- **Work required**
Each record must be retyped in full. No character may differ.

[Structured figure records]

--- start ---

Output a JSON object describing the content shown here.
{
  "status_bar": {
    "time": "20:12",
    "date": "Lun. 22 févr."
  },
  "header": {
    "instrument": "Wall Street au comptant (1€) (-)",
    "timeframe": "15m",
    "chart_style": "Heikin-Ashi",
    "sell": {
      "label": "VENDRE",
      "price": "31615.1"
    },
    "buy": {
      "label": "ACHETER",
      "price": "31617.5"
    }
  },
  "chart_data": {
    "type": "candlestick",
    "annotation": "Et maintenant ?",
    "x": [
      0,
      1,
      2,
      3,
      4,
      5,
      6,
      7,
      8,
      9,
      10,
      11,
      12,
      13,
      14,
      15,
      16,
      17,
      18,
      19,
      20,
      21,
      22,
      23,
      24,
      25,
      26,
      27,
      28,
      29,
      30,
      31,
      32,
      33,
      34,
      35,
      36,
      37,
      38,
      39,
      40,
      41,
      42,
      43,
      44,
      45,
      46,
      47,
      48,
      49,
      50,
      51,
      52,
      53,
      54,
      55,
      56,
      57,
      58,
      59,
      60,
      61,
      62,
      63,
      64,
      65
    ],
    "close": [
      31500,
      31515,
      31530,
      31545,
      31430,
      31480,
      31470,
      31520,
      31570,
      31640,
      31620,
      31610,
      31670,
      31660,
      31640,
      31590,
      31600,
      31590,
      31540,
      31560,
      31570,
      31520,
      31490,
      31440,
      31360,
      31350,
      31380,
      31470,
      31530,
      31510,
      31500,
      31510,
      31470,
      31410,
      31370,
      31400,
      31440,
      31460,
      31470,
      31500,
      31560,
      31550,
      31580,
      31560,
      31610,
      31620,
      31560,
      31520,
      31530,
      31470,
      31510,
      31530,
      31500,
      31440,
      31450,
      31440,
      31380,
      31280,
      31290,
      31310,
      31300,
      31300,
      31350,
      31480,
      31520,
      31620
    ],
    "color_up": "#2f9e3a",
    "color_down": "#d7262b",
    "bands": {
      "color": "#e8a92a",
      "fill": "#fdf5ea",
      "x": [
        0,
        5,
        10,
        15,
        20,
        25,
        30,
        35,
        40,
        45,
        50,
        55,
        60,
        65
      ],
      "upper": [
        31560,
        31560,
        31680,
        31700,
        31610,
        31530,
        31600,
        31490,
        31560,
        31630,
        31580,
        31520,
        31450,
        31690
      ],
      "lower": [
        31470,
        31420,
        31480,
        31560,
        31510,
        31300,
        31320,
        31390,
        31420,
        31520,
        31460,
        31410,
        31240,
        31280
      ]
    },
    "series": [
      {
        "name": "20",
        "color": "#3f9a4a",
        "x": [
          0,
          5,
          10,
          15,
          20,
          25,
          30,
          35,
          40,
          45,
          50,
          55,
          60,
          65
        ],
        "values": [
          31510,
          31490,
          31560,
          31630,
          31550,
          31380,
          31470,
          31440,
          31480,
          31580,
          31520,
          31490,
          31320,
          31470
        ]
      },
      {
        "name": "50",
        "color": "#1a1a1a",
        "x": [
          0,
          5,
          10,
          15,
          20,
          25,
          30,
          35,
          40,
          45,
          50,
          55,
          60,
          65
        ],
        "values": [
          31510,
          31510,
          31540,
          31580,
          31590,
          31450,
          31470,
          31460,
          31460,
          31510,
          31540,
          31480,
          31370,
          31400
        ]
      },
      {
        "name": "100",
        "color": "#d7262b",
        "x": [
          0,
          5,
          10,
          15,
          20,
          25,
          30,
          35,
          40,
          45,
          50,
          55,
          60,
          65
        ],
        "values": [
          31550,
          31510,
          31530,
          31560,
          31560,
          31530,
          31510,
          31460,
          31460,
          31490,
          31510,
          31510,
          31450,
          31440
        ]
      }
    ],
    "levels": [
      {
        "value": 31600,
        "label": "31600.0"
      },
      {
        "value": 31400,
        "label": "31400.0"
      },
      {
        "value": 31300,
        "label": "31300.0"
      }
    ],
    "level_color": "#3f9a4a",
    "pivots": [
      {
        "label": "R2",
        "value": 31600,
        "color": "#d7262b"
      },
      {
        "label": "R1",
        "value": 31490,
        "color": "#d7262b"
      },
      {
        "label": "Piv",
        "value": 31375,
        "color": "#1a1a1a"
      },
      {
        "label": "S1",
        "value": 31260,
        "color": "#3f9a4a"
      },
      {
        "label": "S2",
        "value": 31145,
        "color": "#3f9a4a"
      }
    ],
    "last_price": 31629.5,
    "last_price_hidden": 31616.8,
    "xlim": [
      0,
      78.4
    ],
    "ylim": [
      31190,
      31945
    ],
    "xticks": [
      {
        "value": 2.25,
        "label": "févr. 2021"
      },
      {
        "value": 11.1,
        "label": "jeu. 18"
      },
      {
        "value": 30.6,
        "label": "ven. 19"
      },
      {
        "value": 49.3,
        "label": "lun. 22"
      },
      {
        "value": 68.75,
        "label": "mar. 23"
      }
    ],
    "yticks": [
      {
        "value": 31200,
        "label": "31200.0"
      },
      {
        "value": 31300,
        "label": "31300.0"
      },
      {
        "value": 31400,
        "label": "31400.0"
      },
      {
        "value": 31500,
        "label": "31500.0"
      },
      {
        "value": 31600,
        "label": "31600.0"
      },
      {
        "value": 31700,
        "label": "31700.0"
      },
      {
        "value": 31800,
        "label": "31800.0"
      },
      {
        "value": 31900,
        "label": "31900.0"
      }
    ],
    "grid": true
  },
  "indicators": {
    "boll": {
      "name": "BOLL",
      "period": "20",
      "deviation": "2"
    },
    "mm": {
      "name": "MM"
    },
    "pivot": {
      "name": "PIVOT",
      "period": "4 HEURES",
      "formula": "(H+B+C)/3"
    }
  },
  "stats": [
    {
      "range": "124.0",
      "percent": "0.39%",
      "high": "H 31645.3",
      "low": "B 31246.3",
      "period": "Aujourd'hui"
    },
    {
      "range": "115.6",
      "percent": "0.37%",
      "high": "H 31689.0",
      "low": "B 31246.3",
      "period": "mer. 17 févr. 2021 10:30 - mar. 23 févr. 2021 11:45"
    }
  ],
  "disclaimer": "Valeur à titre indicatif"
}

--- end ---

- **Final answer**
Output a JSON object describing the content shown here.
{
  "status_bar": {
    "time": "20:12",
    "date": "Lun. 22 févr."
  },
  "header": {
    "instrument": "Wall Street au comptant (1€) (-)",
    "timeframe": "15m",
    "chart_style": "Heikin-Ashi",
    "sell": {
      "label": "VENDRE",
      "price": "31615.1"
    },
    "buy": {
      "label": "ACHETER",
      "price": "31617.5"
    }
  },
  "chart_data": {
    "type": "candlestick",
    "annotation": "Et maintenant ?",
    "x": [
      0,
      1,
      2,
      3,
      4,
      5,
      6,
      7,
      8,
      9,
      10,
      11,
      12,
      13,
      14,
      15,
      16,
      17,
      18,
      19,
      20,
      21,
      22,
      23,
      24,
      25,
      26,
      27,
      28,
      29,
      30,
      31,
      32,
      33,
      34,
      35,
      36,
      37,
      38,
      39,
      40,
      41,
      42,
      43,
      44,
      45,
      46,
      47,
      48,
      49,
      50,
      51,
      52,
      53,
      54,
      55,
      56,
      57,
      58,
      59,
      60,
      61,
      62,
      63,
      64,
      65
    ],
    "close": [
      31500,
      31515,
      31530,
      31545,
      31430,
      31480,
      31470,
      31520,
      31570,
      31640,
      31620,
      31610,
      31670,
      31660,
      31640,
      31590,
      31600,
      31590,
      31540,
      31560,
      31570,
      31520,
      31490,
      31440,
      31360,
      31350,
      31380,
      31470,
      31530,
      31510,
      31500,
      31510,
      31470,
      31410,
      31370,
      31400,
      31440,
      31460,
      31470,
      31500,
      31560,
      31550,
      31580,
      31560,
      31610,
      31620,
      31560,
      31520,
      31530,
      31470,
      31510,
      31530,
      31500,
      31440,
      31450,
      31440,
      31380,
      31280,
      31290,
      31310,
      31300,
      31300,
      31350,
      31480,
      31520,
      31620
    ],
    "color_up": "#2f9e3a",
    "color_down": "#d7262b",
    "bands": {
      "color": "#e8a92a",
      "fill": "#fdf5ea",
      "x": [
        0,
        5,
        10,
        15,
        20,
        25,
        30,
        35,
        40,
        45,
        50,
        55,
        60,
        65
      ],
      "upper": [
        31560,
        31560,
        31680,
        31700,
        31610,
        31530,
        31600,
        31490,
        31560,
        31630,
        31580,
        31520,
        31450,
        31690
      ],
      "lower": [
        31470,
        31420,
        31480,
        31560,
        31510,
        31300,
        31320,
        31390,
        31420,
        31520,
        31460,
        31410,
        31240,
        31280
      ]
    },
    "series": [
      {
        "name": "20",
        "color": "#3f9a4a",
        "x": [
          0,
          5,
          10,
          15,
          20,
          25,
          30,
          35,
          40,
          45,
          50,
          55,
          60,
          65
        ],
        "values": [
          31510,
          31490,
          31560,
          31630,
          31550,
          31380,
          31470,
          31440,
          31480,
          31580,
          31520,
          31490,
          31320,
          31470
        ]
      },
      {
        "name": "50",
        "color": "#1a1a1a",
        "x": [
          0,
          5,
          10,
          15,
          20,
          25,
          30,
          35,
          40,
          45,
          50,
          55,
          60,
          65
        ],
        "values": [
          31510,
          31510,
          31540,
          31580,
          31590,
          31450,
          31470,
          31460,
          31460,
          31510,
          31540,
          31480,
          31370,
          31400
        ]
      },
      {
        "name": "100",
        "color": "#d7262b",
        "x": [
          0,
          5,
          10,
          15,
          20,
          25,
          30,
          35,
          40,
          45,
          50,
          55,
          60,
          65
        ],
        "values": [
          31550,
          31510,
          31530,
          31560,
          31560,
          31530,
          31510,
          31460,
          31460,
          31490,
          31510,
          31510,
          31450,
          31440
        ]
      }
    ],
    "levels": [
      {
        "value": 31600,
        "label": "31600.0"
      },
      {
        "value": 31400,
        "label": "31400.0"
      },
      {
        "value": 31300,
        "label": "31300.0"
      }
    ],
    "level_color": "#3f9a4a",
    "pivots": [
      {
        "label": "R2",
        "value": 31600,
        "color": "#d7262b"
      },
      {
        "label": "R1",
        "value": 31490,
        "color": "#d7262b"
      },
      {
        "label": "Piv",
        "value": 31375,
        "color": "#1a1a1a"
      },
      {
        "label": "S1",
        "value": 31260,
        "color": "#3f9a4a"
      },
      {
        "label": "S2",
        "value": 31145,
        "color": "#3f9a4a"
      }
    ],
    "last_price": 31629.5,
    "last_price_hidden": 31616.8,
    "xlim": [
      0,
      78.4
    ],
    "ylim": [
      31190,
      31945
    ],
    "xticks": [
      {
        "value": 2.25,
        "label": "févr. 2021"
      },
      {
        "value": 11.1,
        "label": "jeu. 18"
      },
      {
        "value": 30.6,
        "label": "ven. 19"
      },
      {
        "value": 49.3,
        "label": "lun. 22"
      },
      {
        "value": 68.75,
        "label": "mar. 23"
      }
    ],
    "yticks": [
      {
        "value": 31200,
        "label": "31200.0"
      },
      {
        "value": 31300,
        "label": "31300.0"
      },
      {
        "value": 31400,
        "label": "31400.0"
      },
      {
        "value": 31500,
        "label": "31500.0"
      },
      {
        "value": 31600,
        "label": "31600.0"
      },
      {
        "value": 31700,
        "label": "31700.0"
      },
      {
        "value": 31800,
        "label": "31800.0"
      },
      {
        "value": 31900,
        "label": "31900.0"
      }
    ],
    "grid": true
  },
  "indicators": {
    "boll": {
      "name": "BOLL",
      "period": "20",
      "deviation": "2"
    },
    "mm": {
      "name": "MM"
    },
    "pivot": {
      "name": "PIVOT",
      "period": "4 HEURES",
      "formula": "(H+B+C)/3"
    }
  },
  "stats": [
    {
      "range": "124.0",
      "percent": "0.39%",
      "high": "H 31645.3",
      "low": "B 31246.3",
      "period": "Aujourd'hui"
    },
    {
      "range": "115.6",
      "percent": "0.37%",
      "high": "H 31689.0",
      "low": "B 31246.3",
      "period": "mer. 17 févr. 2021 10:30 - mar. 23 févr. 2021 11:45"
    }
  ],
  "disclaimer": "Valeur à titre indicatif"
}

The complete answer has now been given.